> **Written exercise**: Wherever "default" appears in a line, list that line.

> **Input material**:
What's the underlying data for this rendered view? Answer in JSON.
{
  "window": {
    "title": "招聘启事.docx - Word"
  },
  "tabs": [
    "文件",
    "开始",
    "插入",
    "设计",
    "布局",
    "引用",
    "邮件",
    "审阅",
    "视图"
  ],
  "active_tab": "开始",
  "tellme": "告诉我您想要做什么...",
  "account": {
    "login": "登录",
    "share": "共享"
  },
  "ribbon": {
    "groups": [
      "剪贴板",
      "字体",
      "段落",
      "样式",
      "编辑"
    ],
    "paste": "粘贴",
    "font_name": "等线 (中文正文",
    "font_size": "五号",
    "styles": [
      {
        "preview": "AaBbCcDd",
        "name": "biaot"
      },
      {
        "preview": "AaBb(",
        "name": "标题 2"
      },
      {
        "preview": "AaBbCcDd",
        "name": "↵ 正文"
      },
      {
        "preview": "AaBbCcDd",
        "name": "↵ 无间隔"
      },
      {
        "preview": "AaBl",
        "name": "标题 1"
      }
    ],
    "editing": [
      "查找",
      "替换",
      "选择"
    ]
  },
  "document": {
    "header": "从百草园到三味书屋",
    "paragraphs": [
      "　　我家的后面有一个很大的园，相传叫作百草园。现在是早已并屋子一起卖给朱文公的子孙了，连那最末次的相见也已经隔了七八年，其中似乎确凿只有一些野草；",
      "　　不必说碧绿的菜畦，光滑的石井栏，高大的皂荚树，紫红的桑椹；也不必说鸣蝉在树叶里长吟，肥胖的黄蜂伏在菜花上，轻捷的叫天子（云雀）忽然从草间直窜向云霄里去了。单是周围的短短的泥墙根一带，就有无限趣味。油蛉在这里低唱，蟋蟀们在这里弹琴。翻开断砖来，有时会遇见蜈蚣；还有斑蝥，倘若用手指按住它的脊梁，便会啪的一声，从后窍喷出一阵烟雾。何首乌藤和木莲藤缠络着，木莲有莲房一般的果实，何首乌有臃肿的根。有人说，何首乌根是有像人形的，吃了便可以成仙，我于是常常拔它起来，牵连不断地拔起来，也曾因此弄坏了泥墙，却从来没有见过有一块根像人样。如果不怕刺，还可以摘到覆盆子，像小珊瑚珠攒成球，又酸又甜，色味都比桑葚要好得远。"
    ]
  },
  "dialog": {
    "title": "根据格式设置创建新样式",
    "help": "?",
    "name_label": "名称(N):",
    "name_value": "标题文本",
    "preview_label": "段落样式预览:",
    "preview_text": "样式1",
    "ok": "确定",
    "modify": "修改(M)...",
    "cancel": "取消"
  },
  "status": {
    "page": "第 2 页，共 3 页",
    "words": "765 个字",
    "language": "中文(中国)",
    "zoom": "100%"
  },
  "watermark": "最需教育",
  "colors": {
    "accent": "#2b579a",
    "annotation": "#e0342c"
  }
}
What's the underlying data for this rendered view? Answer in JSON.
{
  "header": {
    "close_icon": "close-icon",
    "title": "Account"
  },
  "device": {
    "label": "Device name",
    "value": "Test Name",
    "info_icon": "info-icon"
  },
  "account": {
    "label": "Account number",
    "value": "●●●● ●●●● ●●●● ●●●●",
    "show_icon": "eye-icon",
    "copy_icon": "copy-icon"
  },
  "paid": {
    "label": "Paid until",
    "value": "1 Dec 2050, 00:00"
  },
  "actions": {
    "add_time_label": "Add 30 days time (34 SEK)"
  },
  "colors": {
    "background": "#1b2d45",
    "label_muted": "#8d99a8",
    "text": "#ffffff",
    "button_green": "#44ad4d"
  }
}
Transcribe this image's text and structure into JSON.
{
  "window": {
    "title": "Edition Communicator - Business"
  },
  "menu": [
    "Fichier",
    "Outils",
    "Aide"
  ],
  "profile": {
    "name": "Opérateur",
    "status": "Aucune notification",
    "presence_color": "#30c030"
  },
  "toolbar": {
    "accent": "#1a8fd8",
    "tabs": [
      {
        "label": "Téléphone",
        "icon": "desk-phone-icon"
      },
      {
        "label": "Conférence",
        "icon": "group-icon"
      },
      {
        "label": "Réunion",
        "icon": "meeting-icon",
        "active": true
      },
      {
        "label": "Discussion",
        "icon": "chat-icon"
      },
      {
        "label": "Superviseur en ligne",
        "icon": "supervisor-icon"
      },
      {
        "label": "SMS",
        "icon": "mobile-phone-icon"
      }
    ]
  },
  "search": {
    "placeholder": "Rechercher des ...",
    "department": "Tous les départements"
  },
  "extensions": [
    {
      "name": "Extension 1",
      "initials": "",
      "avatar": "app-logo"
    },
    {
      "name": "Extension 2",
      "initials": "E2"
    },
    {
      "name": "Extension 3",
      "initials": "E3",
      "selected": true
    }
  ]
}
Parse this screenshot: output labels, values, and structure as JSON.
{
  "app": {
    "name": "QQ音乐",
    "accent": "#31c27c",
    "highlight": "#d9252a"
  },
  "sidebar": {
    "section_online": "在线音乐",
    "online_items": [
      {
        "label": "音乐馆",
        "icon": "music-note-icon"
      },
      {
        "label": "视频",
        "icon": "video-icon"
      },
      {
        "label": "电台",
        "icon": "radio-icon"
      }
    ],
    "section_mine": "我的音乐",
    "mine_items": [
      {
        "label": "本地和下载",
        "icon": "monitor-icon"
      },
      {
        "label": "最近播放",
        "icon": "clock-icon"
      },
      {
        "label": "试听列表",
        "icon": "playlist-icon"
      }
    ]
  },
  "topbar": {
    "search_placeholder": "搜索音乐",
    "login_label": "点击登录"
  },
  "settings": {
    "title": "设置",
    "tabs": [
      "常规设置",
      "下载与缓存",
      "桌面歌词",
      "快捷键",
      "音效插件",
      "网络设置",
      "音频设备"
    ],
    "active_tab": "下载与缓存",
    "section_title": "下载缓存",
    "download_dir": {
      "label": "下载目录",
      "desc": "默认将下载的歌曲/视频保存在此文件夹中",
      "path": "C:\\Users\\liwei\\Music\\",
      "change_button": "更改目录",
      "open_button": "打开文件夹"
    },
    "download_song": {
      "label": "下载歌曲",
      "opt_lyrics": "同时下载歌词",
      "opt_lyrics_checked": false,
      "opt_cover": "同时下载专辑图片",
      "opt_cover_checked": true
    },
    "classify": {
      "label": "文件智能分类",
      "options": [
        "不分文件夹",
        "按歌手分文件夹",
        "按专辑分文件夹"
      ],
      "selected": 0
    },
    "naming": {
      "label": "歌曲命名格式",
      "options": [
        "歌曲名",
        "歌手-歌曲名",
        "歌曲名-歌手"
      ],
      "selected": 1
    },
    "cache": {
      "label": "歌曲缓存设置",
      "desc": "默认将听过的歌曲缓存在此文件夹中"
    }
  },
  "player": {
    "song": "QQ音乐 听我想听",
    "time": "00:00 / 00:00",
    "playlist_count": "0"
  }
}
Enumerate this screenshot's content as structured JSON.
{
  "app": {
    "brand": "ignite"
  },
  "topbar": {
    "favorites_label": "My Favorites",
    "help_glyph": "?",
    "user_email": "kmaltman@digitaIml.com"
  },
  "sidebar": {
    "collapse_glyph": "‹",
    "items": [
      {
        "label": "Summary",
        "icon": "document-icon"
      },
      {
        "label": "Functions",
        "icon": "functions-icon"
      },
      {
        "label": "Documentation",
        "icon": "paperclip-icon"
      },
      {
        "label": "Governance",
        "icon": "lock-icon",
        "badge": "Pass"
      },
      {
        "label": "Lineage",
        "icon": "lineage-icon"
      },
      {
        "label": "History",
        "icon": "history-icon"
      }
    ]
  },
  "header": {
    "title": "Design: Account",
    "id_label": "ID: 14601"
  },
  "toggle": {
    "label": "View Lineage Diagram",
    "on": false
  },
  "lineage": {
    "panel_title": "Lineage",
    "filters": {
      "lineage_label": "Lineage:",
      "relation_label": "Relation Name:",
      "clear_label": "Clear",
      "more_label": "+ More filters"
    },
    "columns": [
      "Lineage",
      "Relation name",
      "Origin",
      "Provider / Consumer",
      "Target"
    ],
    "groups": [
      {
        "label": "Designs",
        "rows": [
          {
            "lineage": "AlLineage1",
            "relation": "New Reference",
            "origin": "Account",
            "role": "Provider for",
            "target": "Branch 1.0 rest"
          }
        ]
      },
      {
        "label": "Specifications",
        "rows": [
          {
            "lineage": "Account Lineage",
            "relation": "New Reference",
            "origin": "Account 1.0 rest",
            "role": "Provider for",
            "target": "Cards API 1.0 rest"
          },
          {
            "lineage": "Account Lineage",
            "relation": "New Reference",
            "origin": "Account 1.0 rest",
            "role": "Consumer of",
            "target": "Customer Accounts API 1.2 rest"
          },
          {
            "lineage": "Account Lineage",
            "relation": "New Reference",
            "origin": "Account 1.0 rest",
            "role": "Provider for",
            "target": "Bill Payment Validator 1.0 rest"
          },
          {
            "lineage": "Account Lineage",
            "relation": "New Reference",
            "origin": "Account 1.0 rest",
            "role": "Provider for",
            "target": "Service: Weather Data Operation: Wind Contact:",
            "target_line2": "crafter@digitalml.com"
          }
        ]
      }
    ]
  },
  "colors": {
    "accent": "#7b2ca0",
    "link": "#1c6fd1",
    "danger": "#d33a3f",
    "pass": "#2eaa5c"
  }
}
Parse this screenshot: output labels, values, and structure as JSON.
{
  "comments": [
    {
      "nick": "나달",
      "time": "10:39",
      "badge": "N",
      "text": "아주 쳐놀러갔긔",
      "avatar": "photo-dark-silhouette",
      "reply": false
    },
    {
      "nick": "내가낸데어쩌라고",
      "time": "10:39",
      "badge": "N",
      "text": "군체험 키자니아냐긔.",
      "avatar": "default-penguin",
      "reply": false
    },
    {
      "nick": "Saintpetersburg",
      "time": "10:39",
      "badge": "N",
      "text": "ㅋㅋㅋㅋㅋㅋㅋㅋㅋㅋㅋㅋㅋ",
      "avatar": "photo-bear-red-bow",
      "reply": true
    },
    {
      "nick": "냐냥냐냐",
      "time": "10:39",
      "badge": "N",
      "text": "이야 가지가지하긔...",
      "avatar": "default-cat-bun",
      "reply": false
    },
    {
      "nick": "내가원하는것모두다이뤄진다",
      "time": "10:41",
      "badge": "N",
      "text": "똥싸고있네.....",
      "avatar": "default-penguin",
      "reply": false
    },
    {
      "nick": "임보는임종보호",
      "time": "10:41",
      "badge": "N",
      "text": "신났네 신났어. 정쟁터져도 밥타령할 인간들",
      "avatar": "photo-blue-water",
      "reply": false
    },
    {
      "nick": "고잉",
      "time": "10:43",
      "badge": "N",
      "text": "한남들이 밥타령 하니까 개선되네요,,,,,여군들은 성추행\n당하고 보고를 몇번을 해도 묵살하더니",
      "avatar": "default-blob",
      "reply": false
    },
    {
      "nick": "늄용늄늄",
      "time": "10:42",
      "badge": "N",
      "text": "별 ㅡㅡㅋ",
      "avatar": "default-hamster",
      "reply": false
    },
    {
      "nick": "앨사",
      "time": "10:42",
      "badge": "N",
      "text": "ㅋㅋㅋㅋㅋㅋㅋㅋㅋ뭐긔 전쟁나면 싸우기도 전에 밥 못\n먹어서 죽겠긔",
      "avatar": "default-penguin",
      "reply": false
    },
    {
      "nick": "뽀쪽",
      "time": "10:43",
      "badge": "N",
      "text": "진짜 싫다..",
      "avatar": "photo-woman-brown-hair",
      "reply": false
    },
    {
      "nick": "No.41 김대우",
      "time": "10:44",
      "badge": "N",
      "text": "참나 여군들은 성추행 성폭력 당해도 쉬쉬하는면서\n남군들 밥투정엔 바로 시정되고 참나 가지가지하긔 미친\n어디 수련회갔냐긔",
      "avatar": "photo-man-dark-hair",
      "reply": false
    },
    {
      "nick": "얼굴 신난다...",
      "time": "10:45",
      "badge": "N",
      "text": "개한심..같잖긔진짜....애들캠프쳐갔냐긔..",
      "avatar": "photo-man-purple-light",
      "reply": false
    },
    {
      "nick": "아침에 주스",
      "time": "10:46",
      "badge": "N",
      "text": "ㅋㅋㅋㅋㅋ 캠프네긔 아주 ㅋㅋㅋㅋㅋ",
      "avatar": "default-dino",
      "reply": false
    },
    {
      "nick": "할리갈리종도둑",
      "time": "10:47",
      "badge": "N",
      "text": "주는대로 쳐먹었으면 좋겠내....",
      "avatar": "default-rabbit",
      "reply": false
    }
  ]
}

> **Exercise result**:
      "avatar": "default-penguin",
      "avatar": "default-cat-bun",
      "avatar": "default-penguin",
      "avatar": "default-blob",
      "avatar": "default-hamster",
      "avatar": "default-penguin",
      "avatar": "default-dino",
      "avatar": "default-rabbit",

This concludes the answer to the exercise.